Look at each line of the records and count those with "помощи" in them. Please answer with the count alone.

— Start GIVEN INFORMATION —

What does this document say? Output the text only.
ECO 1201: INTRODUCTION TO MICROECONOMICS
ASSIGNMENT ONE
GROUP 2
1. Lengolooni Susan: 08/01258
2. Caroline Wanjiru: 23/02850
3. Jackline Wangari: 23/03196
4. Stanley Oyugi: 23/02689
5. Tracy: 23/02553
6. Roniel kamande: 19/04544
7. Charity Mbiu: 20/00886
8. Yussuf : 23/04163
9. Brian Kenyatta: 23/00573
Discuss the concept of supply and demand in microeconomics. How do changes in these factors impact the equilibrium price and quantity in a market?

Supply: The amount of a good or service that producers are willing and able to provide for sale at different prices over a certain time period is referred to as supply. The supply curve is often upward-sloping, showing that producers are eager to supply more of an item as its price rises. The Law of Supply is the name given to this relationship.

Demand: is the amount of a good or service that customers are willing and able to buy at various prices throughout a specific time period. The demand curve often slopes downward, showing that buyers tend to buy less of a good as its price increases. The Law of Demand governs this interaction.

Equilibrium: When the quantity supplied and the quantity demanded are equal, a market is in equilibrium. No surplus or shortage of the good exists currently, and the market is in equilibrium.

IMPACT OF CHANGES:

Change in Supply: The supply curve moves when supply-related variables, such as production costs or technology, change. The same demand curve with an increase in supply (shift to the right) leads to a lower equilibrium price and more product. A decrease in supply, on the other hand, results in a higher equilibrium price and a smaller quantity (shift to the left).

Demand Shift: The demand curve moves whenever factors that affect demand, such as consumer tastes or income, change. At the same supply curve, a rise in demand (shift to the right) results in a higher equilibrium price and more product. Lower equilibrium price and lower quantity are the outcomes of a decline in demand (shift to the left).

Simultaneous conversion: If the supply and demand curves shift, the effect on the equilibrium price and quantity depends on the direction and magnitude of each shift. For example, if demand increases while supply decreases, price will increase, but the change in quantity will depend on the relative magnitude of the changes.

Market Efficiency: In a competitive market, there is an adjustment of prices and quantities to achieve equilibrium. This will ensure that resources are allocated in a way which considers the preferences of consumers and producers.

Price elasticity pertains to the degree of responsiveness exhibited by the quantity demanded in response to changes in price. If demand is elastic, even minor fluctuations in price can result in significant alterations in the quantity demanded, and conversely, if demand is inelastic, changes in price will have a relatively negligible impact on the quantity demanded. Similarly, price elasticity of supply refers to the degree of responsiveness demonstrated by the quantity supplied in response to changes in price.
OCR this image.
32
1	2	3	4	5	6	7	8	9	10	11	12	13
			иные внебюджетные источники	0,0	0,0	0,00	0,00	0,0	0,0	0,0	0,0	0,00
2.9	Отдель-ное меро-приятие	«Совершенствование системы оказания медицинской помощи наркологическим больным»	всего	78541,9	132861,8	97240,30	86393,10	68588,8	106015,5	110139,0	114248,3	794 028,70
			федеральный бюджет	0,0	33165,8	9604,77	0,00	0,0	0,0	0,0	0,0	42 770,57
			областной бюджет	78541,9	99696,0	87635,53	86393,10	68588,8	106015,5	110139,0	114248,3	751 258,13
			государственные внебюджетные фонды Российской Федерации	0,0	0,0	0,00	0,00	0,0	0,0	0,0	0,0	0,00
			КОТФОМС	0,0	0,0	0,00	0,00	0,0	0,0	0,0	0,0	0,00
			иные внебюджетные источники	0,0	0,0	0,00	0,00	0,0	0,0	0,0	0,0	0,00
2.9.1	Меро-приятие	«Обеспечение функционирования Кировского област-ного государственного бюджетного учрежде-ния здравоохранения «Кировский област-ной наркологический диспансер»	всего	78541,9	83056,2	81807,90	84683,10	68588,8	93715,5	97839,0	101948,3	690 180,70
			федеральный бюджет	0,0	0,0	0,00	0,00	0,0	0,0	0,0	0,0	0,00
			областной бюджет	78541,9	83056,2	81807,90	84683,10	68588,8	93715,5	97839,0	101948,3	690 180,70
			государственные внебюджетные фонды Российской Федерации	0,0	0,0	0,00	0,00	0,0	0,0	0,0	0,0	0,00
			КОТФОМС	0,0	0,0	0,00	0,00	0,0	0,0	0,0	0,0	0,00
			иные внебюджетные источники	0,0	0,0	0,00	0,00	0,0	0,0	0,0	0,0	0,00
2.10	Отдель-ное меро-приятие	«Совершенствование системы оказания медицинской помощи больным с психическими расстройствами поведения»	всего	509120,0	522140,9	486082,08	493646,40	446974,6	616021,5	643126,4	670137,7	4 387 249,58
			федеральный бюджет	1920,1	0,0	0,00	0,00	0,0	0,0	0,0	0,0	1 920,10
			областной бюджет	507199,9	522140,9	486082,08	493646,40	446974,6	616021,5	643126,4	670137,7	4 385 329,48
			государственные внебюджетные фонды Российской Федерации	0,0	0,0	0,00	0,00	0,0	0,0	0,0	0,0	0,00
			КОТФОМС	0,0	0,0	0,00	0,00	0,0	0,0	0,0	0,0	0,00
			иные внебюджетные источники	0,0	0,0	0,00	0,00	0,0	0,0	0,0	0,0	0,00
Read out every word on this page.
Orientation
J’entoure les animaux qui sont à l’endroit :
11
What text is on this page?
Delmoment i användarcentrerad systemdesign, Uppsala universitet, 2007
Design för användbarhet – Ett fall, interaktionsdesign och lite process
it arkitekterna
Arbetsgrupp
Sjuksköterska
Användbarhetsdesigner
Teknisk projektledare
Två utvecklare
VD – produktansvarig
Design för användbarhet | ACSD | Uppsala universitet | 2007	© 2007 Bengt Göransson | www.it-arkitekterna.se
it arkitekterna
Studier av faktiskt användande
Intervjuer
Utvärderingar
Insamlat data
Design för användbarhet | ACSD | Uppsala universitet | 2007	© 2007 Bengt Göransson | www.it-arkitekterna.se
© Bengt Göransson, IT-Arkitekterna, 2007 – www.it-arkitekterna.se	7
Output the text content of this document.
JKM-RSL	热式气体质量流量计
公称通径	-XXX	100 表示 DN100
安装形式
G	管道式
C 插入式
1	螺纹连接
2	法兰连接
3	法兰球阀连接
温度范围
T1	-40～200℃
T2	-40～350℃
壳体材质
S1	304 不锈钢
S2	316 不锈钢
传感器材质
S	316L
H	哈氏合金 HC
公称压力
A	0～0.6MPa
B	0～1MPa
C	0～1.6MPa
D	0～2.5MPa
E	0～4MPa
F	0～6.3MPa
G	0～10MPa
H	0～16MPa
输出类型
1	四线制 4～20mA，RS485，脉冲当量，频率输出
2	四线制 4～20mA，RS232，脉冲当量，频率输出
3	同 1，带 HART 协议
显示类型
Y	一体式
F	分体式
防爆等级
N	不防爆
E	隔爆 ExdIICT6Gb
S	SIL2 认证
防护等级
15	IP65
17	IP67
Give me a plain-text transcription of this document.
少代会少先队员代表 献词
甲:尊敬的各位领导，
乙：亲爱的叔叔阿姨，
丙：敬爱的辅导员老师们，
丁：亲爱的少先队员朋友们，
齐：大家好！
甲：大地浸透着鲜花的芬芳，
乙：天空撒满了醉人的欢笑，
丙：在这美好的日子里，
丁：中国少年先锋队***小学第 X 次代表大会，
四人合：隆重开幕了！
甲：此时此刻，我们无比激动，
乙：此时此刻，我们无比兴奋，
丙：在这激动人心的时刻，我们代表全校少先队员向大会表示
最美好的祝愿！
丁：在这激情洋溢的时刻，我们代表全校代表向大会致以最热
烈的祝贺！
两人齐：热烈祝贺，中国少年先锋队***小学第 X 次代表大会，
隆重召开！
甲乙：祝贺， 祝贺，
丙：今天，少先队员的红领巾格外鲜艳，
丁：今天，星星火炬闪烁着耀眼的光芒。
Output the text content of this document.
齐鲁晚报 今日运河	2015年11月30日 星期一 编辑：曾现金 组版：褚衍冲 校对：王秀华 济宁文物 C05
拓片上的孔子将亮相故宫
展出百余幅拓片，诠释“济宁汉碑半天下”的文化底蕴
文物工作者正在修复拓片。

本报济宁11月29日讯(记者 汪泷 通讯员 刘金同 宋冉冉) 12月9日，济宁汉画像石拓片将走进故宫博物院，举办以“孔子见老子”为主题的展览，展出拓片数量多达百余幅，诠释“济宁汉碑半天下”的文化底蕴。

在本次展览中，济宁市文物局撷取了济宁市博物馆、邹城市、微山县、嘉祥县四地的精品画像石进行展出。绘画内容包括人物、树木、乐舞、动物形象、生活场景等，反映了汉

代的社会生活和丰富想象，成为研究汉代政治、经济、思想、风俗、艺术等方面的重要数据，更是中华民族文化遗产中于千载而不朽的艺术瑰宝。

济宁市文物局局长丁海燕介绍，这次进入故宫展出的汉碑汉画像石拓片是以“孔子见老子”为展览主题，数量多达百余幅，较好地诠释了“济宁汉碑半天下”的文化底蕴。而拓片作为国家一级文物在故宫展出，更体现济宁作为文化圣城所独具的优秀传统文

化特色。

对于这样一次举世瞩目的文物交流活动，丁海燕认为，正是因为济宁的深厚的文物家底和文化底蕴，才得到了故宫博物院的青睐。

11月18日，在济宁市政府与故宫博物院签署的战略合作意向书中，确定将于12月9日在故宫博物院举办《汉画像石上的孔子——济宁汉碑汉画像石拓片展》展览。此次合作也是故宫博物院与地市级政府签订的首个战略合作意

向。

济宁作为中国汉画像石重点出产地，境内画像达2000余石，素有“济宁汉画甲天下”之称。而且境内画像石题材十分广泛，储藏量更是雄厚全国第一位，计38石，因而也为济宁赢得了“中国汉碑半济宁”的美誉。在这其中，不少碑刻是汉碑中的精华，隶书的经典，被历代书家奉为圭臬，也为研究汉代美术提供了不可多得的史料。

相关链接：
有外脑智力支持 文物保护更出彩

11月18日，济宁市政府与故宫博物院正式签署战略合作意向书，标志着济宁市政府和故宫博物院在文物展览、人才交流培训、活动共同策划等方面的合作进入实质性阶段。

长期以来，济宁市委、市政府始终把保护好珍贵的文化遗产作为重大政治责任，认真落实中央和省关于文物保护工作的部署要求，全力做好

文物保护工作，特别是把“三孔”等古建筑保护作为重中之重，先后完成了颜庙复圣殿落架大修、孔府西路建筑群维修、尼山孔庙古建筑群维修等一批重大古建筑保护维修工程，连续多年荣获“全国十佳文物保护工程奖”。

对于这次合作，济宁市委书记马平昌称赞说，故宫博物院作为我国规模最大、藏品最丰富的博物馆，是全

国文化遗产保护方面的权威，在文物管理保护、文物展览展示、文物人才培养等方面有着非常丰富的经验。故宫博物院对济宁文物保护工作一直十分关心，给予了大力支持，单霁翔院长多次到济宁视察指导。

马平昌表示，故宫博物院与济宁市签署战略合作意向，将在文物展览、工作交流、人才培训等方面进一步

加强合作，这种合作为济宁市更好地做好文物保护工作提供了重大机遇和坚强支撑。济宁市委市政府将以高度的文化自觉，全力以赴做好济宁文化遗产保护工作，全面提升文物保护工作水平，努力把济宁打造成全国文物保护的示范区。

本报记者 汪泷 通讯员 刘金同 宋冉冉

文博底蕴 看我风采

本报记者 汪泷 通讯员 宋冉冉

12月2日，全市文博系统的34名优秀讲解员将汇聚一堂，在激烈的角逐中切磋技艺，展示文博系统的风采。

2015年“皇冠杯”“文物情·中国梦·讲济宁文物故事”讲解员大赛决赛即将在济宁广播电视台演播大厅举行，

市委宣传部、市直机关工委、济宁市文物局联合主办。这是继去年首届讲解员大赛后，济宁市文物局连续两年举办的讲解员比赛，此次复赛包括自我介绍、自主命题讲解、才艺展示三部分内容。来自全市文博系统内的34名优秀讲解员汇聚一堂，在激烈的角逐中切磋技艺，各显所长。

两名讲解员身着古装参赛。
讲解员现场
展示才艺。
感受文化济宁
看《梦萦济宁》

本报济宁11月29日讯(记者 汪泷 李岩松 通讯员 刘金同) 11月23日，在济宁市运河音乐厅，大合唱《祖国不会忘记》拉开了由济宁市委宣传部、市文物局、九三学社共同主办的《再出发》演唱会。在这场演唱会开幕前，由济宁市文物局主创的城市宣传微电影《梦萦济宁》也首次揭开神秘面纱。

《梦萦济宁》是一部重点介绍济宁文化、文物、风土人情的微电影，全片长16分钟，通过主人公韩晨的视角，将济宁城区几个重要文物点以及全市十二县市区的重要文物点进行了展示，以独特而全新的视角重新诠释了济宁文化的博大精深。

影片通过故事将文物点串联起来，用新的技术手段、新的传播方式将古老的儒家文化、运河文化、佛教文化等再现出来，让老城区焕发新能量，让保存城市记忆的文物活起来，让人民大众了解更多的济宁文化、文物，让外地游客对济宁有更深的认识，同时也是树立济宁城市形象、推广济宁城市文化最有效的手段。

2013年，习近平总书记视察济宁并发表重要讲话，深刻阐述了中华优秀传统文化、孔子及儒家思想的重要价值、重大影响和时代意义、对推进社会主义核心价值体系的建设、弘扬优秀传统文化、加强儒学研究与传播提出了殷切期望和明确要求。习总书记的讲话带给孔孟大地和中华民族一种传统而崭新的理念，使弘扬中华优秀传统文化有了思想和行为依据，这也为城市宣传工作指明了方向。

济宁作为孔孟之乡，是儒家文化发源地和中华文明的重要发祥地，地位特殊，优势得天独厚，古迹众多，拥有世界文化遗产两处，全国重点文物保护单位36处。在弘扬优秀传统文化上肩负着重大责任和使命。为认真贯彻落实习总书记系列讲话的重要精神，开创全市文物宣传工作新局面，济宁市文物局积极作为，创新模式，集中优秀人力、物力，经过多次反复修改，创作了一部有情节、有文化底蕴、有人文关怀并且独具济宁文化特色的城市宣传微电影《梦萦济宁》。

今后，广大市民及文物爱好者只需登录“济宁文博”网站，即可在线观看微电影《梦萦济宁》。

— End GIVEN INFORMATION —

▶ [EXERCISE RESPONSE]
2